■ **GIVEN EXERCISE**
Convert the lines between the one containing "text: 38.2% [25, 425, 68, 437]" and the one containing "chart-title: Week of", inclusive, into a JSON list of strings with one string per line, omitting blank lines.
[Start of SUPPLIED MATERIAL]
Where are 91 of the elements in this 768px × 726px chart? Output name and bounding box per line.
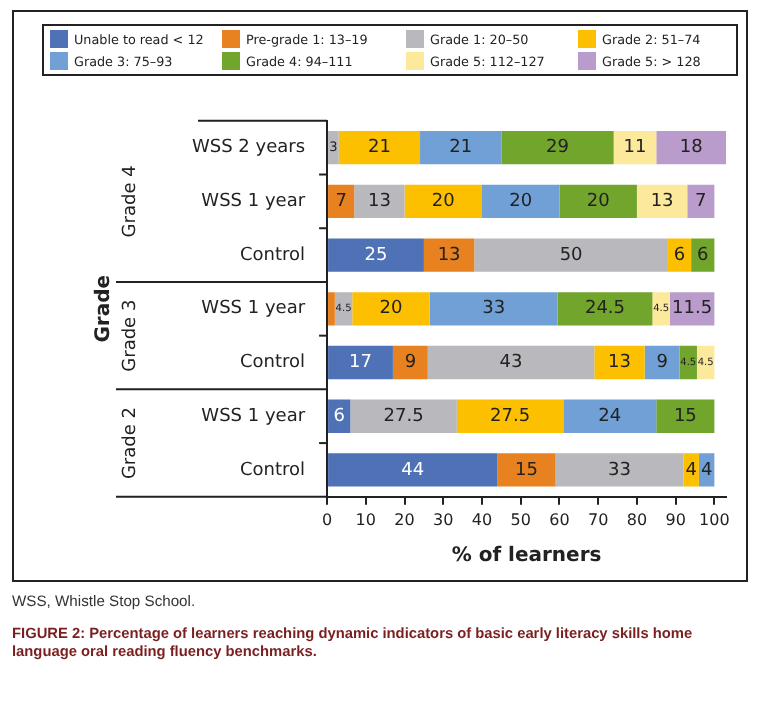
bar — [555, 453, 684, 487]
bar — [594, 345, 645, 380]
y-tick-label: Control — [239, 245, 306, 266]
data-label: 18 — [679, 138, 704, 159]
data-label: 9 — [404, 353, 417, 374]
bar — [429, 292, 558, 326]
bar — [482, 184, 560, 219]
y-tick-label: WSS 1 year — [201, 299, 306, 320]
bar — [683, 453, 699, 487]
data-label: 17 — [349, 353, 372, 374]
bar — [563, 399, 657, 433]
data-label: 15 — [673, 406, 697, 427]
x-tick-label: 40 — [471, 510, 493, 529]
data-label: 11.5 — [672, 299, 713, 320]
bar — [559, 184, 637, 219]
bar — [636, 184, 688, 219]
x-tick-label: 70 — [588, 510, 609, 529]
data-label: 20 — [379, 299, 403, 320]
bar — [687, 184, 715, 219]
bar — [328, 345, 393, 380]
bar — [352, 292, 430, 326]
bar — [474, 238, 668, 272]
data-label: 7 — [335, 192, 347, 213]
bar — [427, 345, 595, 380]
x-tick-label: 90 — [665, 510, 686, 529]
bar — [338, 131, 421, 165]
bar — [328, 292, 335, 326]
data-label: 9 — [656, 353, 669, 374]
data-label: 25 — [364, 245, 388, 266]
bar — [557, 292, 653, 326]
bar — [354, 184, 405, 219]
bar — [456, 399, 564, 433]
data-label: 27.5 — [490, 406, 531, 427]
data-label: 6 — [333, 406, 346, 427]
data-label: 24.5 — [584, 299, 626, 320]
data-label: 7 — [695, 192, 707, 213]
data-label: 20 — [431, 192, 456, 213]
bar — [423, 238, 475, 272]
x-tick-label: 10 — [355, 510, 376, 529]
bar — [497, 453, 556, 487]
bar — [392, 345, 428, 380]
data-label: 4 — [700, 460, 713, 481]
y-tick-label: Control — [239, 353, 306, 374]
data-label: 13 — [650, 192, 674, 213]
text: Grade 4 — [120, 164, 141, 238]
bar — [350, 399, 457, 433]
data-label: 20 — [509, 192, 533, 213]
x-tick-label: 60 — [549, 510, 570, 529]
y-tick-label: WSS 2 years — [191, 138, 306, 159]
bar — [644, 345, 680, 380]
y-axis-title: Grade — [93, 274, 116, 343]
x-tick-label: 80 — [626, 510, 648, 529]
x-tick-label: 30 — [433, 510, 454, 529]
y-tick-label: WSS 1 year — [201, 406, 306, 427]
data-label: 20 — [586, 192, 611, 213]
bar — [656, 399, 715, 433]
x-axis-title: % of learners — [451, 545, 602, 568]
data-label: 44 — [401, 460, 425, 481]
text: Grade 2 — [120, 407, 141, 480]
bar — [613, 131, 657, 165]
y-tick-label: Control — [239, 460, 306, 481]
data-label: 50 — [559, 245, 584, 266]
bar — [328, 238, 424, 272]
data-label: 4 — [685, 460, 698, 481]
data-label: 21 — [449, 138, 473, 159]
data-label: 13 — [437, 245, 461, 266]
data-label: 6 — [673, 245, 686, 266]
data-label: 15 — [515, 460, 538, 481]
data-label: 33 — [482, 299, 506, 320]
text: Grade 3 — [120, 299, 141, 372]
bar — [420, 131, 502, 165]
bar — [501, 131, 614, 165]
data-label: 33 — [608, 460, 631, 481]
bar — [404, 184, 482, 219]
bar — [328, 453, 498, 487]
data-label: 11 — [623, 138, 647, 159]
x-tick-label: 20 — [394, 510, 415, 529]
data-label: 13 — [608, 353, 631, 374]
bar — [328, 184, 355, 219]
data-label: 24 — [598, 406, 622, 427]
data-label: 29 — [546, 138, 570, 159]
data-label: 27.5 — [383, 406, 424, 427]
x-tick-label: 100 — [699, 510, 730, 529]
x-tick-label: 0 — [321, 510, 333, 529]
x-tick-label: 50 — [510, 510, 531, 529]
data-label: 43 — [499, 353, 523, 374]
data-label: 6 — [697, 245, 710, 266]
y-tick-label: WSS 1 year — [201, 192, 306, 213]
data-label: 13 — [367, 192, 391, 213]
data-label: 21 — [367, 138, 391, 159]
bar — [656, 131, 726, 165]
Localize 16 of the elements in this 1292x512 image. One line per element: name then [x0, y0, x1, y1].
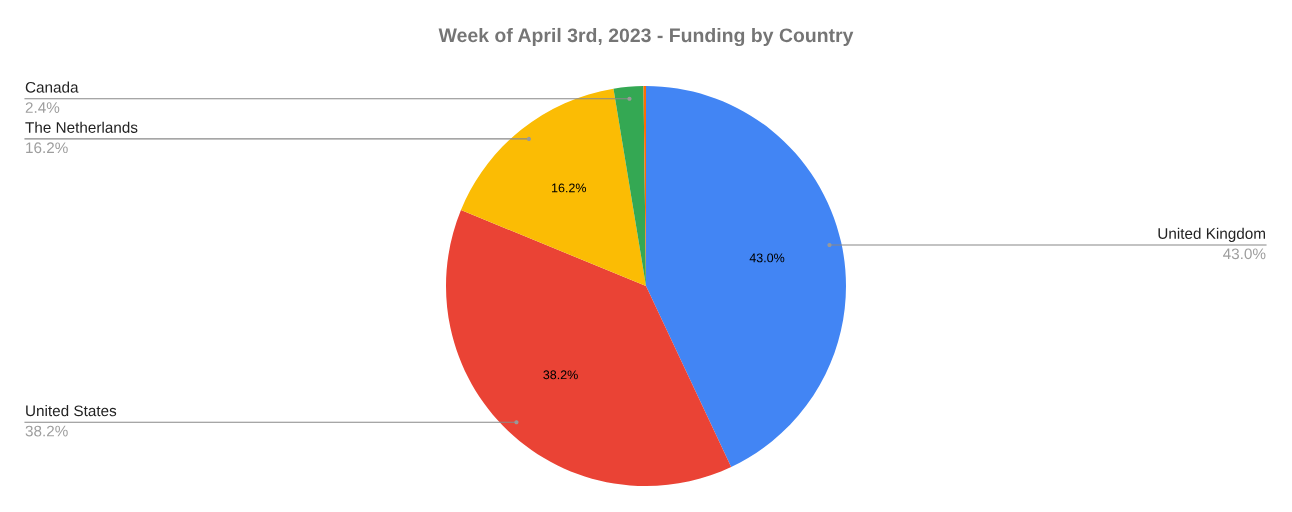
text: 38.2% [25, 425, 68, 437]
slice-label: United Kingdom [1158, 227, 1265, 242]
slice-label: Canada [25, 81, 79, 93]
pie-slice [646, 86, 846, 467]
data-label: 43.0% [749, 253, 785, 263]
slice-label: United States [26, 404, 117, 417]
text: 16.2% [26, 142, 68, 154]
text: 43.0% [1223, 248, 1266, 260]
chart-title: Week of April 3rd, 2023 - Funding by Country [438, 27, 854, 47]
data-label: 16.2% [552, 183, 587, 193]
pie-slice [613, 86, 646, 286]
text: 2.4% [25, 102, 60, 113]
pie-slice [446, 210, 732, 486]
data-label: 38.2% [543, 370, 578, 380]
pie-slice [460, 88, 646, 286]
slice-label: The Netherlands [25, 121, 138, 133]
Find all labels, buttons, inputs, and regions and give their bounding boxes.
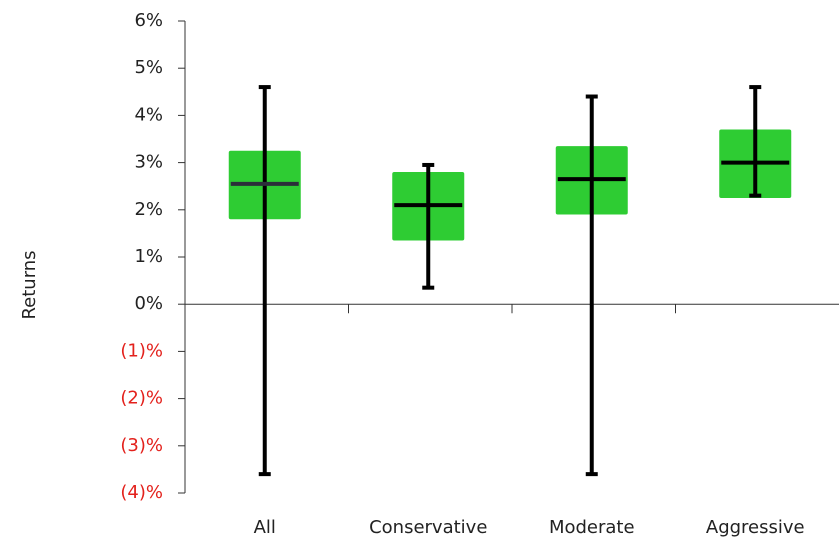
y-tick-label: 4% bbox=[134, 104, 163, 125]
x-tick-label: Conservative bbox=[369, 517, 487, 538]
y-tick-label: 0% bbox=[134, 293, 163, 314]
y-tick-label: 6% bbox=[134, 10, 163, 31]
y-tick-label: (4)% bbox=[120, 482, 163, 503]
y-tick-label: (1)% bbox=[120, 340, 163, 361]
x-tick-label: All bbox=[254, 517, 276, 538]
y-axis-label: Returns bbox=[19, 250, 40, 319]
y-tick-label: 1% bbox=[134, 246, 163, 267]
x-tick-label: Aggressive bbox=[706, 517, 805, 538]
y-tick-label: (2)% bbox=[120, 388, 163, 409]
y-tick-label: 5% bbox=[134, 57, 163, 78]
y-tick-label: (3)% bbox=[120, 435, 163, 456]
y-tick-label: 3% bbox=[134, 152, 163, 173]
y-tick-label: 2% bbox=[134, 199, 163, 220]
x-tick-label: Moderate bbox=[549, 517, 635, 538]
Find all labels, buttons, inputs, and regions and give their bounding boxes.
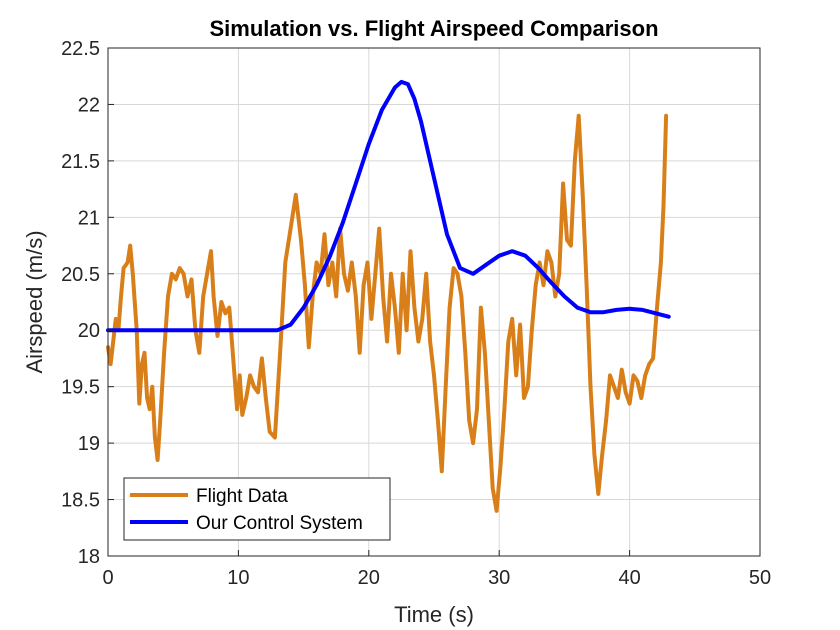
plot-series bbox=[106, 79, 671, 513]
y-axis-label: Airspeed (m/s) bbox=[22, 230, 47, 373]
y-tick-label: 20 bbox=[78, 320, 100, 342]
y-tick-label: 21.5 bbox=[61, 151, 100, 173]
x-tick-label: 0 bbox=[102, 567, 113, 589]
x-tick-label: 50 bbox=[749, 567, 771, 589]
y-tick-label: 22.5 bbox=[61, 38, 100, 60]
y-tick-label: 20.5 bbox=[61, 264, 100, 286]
[End of SUPPLIED MATERIAL]
■ **WORKED SOLUTION**
[
  "text: 38.2% [25, 425, 68, 437]",
  "slice-label: United Kingdom [1158, 227, 1265, 242]",
  "slice-label: Canada [25, 81, 79, 93]",
  "pie-slice [646, 86, 846, 467]",
  "data-label: 43.0% [749, 253, 785, 263]",
  "slice-label: United States [26, 404, 117, 417]",
  "text: 16.2% [26, 142, 68, 154]",
  "text: 43.0% [1223, 248, 1266, 260]",
  "chart-title: Week of April 3rd, 2023 - Funding by Country [438, 27, 854, 47]"
]